Aim of the exercise :: Give the number of lines that hold the string "note". Nothing else is needed.

Data excerpts ::
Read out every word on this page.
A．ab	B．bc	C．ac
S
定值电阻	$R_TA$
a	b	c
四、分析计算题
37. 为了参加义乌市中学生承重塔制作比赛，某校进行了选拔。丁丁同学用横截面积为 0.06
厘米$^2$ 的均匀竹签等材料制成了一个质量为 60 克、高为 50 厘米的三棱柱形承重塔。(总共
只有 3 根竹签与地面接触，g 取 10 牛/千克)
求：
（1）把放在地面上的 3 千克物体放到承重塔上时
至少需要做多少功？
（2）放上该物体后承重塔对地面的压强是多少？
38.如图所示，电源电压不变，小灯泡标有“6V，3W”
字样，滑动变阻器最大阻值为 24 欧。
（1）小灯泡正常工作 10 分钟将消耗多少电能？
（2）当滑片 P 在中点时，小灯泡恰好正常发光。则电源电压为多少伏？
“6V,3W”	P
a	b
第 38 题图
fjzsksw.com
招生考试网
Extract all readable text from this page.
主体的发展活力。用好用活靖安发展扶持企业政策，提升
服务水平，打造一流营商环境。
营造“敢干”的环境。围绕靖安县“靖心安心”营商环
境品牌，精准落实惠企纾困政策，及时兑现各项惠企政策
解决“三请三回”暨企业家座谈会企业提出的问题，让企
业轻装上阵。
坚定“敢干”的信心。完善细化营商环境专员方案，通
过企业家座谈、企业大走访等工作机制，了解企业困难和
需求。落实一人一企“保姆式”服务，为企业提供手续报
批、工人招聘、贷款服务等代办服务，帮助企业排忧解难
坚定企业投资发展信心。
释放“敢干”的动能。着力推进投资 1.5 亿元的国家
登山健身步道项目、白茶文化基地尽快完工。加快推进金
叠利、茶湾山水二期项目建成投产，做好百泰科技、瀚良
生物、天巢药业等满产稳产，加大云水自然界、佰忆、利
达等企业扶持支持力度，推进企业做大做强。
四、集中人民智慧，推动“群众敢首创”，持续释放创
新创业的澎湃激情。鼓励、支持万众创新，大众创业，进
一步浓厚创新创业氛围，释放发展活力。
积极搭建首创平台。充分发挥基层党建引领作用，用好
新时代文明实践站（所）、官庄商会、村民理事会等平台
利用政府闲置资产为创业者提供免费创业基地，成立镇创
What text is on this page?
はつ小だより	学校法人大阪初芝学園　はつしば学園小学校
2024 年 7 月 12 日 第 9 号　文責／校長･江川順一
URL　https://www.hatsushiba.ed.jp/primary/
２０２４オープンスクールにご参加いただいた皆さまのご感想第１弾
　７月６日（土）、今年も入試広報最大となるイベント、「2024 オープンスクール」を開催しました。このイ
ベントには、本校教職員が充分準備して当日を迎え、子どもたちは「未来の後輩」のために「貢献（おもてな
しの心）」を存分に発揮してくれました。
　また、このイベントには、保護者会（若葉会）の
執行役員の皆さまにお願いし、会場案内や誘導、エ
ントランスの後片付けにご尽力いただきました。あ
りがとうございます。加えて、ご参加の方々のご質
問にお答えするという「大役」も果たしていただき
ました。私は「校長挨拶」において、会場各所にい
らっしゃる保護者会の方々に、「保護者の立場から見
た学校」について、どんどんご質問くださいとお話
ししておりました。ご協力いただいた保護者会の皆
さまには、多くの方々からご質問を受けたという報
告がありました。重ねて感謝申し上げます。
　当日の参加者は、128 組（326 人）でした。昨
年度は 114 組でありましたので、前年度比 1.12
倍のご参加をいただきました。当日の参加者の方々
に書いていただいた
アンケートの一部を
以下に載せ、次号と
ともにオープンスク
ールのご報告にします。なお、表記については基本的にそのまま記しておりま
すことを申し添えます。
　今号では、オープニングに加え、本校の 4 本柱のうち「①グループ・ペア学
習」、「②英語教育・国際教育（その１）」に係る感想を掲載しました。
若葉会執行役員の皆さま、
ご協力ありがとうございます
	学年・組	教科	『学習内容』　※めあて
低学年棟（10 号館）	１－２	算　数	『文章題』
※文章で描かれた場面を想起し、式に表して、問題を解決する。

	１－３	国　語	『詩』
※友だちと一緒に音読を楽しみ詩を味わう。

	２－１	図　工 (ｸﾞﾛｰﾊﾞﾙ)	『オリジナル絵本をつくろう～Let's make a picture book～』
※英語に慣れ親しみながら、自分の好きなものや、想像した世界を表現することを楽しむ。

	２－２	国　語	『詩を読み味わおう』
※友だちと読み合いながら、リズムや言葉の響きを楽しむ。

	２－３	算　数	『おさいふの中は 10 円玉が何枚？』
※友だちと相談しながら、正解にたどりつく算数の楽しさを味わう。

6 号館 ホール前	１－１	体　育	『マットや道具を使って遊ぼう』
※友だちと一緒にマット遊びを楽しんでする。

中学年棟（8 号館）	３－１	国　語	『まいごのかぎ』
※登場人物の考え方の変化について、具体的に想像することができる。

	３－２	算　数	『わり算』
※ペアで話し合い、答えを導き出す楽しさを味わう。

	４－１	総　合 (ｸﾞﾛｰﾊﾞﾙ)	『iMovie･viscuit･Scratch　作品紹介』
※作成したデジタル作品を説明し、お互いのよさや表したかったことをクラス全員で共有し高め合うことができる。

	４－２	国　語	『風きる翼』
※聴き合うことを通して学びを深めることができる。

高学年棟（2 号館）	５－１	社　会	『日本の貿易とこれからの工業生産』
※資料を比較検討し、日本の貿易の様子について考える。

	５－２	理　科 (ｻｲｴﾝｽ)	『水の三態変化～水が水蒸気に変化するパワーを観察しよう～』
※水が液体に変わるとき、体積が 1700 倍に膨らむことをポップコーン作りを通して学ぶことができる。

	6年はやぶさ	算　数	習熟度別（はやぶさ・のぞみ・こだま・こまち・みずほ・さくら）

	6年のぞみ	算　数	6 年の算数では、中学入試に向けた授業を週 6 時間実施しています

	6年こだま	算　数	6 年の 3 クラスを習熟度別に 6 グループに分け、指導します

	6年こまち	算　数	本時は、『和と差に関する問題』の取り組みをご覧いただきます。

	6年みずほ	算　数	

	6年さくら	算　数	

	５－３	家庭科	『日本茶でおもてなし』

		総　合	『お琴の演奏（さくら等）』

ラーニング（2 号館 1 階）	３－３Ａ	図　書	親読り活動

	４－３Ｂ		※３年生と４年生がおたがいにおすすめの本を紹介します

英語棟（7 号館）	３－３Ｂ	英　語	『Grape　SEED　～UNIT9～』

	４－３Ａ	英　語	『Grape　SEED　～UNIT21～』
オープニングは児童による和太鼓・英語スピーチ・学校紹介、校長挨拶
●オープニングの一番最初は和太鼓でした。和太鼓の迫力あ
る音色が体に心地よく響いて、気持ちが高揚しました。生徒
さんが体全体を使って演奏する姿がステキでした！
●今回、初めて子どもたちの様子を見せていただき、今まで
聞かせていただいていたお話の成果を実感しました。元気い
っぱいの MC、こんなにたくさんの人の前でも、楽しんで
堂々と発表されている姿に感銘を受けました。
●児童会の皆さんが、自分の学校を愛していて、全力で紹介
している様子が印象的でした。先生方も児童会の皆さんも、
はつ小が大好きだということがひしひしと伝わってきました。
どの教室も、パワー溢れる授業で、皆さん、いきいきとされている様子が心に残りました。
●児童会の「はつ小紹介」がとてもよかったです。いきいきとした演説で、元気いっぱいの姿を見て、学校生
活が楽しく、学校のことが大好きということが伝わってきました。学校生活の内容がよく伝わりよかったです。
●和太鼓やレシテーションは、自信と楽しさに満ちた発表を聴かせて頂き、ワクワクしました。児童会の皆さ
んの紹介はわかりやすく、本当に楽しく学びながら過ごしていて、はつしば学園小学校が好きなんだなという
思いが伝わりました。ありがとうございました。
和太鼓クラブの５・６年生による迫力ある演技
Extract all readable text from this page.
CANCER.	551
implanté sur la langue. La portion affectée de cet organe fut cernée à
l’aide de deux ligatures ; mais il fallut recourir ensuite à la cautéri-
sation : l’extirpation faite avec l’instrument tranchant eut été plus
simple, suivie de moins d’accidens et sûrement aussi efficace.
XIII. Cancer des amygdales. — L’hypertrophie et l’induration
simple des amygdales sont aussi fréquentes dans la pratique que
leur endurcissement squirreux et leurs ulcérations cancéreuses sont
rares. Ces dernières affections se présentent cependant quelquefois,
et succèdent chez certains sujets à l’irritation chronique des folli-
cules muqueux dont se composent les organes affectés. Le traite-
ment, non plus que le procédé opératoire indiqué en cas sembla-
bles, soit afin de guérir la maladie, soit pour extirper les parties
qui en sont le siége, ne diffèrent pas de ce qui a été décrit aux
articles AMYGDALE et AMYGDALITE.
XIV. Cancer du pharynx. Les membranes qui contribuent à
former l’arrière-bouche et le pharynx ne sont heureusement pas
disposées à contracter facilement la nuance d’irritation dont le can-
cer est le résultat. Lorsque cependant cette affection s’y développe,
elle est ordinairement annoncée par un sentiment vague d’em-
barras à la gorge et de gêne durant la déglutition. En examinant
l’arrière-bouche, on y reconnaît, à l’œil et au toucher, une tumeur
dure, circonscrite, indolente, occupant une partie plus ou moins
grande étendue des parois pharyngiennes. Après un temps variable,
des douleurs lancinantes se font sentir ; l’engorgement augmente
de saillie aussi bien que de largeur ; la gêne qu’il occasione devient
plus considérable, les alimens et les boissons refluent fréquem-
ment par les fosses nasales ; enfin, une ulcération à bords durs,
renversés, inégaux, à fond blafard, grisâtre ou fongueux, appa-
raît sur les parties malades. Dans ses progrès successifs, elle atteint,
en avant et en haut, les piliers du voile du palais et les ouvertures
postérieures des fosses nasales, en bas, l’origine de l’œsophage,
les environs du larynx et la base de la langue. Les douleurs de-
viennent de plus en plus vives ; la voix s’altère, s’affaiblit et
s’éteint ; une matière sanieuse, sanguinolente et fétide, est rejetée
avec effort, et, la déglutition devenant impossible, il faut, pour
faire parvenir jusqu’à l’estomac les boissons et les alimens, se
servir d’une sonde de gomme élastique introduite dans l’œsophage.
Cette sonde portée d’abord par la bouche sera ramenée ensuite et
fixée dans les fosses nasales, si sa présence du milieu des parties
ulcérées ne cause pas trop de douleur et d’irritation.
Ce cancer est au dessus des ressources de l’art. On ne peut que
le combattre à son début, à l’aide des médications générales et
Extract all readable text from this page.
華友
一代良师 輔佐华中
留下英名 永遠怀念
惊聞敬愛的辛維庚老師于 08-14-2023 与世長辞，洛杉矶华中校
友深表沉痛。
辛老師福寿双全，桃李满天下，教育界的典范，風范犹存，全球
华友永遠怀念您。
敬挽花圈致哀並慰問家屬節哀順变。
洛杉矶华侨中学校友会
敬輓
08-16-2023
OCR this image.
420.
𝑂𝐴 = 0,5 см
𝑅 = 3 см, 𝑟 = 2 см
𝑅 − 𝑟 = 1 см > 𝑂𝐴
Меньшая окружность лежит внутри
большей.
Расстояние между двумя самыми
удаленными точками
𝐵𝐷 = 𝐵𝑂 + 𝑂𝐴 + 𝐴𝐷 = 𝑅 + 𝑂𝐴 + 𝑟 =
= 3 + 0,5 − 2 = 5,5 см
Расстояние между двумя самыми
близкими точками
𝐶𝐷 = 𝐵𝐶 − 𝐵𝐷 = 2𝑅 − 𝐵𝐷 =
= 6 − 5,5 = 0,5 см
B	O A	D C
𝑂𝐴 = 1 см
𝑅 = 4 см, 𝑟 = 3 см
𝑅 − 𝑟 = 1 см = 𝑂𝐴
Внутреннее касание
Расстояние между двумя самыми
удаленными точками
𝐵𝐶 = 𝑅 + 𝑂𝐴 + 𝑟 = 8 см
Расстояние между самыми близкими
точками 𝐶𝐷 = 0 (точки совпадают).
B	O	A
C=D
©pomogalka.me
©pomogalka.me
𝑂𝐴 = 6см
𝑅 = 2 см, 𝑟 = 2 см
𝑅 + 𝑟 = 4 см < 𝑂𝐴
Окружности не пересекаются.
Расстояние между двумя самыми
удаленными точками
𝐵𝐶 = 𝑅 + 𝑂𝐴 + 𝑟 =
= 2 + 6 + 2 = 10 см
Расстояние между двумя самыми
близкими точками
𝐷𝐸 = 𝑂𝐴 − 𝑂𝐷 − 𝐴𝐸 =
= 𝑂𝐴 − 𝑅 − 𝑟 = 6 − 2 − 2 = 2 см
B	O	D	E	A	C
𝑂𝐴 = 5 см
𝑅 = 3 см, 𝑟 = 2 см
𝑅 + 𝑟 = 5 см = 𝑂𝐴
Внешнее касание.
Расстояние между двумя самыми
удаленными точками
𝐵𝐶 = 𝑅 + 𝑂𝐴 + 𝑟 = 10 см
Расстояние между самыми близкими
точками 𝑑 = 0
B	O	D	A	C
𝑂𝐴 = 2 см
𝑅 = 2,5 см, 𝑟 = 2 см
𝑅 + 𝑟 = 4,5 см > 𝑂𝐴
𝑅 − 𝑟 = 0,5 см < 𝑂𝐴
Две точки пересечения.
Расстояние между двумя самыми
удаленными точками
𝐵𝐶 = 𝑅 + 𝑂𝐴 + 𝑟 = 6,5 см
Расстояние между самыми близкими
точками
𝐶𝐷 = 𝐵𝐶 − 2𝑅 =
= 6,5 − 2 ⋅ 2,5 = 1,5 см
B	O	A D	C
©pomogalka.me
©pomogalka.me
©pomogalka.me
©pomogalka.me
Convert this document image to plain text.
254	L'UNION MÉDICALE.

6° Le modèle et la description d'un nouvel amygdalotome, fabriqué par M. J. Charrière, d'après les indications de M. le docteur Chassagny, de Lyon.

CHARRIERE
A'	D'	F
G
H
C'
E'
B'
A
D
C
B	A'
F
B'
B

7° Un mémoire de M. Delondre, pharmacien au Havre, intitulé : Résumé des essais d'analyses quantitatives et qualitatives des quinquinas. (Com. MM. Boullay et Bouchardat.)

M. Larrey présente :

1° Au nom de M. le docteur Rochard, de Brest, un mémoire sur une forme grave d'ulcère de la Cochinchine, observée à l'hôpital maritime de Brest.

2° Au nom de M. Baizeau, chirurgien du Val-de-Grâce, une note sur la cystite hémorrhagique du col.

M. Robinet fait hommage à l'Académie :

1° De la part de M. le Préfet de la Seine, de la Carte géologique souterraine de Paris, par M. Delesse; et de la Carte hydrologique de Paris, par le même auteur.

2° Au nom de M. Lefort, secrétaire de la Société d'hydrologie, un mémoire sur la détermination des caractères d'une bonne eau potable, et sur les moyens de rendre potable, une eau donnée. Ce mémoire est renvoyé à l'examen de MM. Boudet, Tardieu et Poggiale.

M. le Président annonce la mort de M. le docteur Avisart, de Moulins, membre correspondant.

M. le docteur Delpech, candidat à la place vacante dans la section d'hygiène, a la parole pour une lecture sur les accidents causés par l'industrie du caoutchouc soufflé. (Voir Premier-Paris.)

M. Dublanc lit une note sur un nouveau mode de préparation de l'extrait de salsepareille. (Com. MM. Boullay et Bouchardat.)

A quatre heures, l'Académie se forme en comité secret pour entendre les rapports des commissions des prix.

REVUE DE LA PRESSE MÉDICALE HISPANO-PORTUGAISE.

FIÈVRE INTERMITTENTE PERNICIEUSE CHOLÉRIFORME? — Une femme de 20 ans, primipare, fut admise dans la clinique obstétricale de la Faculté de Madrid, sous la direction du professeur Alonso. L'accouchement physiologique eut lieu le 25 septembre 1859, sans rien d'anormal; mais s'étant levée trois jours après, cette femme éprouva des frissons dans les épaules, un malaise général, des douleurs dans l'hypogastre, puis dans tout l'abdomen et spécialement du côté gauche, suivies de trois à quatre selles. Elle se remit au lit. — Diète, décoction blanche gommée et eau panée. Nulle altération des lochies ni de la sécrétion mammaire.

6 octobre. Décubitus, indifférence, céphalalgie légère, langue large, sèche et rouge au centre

The answer :: 2